Exercise task - Output nothing but the number of lines that include the word "between".
* * * * *
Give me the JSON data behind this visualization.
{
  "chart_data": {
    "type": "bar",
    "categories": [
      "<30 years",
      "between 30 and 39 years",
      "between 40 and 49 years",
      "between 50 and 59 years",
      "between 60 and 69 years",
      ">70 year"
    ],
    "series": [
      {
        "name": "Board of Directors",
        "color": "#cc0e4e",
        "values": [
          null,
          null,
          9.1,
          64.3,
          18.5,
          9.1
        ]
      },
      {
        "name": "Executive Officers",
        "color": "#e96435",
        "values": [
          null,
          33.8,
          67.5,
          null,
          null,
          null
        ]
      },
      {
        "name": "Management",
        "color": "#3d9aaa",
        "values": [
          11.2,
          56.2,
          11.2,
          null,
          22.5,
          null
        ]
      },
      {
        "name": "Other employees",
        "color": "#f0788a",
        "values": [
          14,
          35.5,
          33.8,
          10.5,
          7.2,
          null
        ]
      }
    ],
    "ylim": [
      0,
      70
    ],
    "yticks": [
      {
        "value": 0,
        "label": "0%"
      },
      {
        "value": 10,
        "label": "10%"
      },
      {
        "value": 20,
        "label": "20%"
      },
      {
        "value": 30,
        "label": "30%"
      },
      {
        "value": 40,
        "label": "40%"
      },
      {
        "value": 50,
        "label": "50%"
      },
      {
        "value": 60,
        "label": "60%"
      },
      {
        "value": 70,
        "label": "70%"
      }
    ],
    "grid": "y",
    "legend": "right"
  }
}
* * * * *
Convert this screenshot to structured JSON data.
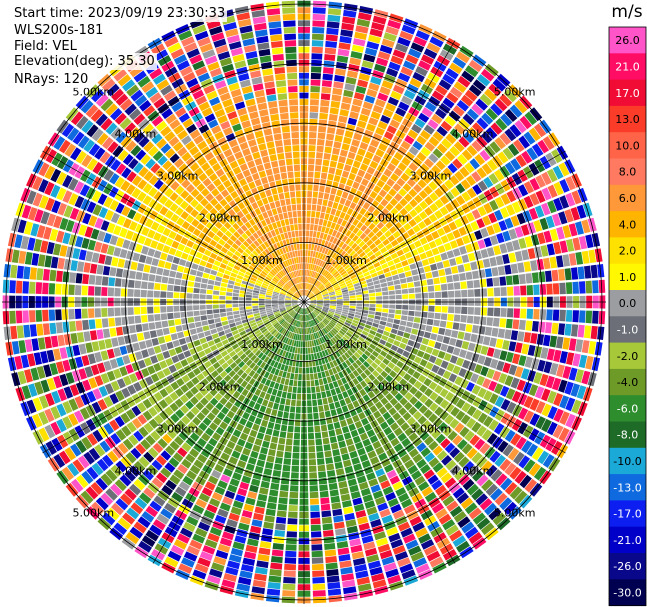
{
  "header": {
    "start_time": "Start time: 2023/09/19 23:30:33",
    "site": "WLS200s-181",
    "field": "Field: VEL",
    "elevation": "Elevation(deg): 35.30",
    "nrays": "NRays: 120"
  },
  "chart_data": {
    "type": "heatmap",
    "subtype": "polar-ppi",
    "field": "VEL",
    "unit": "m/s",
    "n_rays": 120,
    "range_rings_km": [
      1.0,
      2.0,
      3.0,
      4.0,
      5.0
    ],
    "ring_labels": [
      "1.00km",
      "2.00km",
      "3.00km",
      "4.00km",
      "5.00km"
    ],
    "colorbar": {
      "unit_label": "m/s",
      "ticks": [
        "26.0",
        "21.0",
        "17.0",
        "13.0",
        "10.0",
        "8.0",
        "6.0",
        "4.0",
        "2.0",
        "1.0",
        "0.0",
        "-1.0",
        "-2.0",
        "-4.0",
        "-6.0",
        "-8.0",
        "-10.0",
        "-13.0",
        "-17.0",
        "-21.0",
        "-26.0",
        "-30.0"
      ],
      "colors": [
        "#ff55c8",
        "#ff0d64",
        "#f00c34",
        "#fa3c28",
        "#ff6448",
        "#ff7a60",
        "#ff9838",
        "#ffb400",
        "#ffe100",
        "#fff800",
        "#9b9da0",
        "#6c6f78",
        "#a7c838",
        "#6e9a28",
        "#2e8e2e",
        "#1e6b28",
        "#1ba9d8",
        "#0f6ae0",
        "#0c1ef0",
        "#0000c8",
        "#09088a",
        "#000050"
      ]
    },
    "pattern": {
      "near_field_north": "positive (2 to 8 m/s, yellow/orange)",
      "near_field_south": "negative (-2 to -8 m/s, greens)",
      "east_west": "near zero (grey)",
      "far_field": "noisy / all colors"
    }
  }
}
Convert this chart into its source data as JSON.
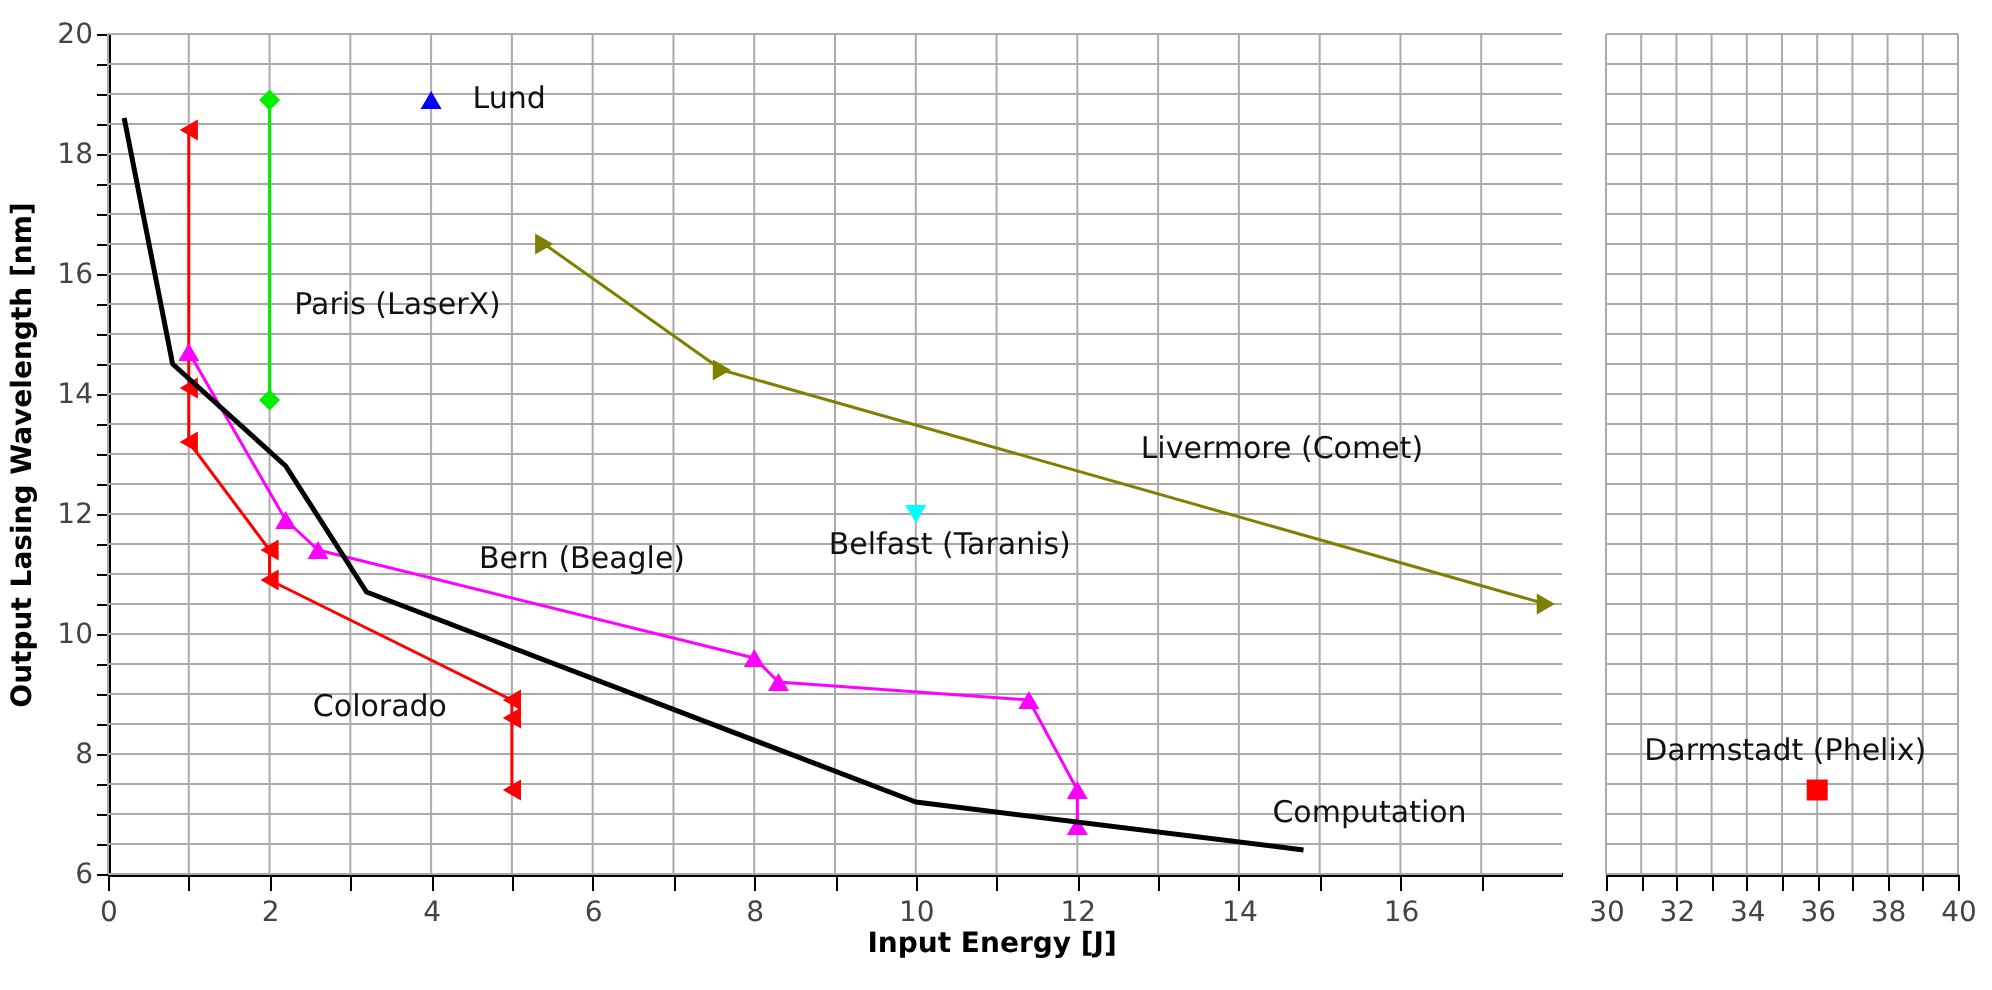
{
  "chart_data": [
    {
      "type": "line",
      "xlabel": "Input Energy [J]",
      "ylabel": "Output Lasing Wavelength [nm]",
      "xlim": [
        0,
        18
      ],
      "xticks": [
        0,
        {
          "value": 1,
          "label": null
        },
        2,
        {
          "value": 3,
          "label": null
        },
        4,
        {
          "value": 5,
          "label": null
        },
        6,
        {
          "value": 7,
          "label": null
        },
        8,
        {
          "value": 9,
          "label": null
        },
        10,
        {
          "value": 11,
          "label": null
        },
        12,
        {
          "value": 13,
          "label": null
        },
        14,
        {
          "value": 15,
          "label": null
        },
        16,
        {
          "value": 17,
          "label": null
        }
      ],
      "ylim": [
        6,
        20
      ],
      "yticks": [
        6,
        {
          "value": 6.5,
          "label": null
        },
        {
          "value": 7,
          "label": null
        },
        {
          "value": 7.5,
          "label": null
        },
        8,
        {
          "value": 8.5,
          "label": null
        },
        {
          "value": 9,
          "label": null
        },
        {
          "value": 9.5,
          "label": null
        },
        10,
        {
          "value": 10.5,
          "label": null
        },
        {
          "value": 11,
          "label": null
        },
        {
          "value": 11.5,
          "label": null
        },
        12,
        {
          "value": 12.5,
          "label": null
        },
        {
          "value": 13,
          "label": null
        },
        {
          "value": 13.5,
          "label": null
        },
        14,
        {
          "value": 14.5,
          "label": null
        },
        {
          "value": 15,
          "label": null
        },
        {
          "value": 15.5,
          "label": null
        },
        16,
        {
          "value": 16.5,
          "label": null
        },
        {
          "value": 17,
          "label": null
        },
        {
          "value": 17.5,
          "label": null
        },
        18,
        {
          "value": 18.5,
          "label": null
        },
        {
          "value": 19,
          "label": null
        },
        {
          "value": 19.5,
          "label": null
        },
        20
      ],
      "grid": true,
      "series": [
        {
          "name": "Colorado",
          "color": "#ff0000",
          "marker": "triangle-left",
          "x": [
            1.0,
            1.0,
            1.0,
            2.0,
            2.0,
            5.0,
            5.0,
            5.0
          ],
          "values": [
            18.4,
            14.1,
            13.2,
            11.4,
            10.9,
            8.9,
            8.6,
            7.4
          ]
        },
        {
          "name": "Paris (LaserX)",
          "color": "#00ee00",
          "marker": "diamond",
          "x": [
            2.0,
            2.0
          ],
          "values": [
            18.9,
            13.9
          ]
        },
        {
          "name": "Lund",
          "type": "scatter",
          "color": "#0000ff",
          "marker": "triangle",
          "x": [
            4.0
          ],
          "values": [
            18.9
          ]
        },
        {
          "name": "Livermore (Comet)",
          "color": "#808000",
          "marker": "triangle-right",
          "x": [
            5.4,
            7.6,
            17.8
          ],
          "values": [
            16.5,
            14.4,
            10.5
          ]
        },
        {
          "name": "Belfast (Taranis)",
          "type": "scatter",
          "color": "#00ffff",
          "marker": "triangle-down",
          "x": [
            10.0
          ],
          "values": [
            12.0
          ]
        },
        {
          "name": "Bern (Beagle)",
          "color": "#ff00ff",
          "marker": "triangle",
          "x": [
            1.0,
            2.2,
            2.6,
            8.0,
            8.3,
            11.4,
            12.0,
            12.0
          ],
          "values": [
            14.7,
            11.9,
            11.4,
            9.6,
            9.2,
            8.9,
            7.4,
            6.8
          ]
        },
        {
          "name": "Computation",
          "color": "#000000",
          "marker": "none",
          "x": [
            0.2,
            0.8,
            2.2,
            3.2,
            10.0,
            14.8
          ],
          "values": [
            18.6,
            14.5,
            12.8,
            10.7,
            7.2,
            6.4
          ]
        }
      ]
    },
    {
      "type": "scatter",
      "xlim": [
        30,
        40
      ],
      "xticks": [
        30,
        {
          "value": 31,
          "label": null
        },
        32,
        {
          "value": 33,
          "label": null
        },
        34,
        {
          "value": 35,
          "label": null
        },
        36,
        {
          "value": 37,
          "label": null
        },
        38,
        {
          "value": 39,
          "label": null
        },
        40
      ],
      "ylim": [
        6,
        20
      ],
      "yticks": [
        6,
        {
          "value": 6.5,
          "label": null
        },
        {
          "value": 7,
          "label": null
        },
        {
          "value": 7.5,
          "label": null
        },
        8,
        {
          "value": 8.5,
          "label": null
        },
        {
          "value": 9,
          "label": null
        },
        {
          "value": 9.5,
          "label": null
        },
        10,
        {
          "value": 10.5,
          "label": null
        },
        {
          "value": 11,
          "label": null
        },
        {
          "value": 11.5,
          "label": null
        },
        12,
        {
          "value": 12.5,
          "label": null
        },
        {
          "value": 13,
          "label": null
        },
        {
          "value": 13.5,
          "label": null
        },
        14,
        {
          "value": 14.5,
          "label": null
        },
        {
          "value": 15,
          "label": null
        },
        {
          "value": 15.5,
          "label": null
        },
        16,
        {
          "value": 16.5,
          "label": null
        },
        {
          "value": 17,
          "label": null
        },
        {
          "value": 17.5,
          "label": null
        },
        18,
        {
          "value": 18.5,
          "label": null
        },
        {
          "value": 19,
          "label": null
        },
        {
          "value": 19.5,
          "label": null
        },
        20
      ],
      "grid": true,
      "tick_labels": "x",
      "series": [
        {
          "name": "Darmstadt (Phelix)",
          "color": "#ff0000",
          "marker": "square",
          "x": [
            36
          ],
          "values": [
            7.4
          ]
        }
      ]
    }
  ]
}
* * * * *
Solution - 4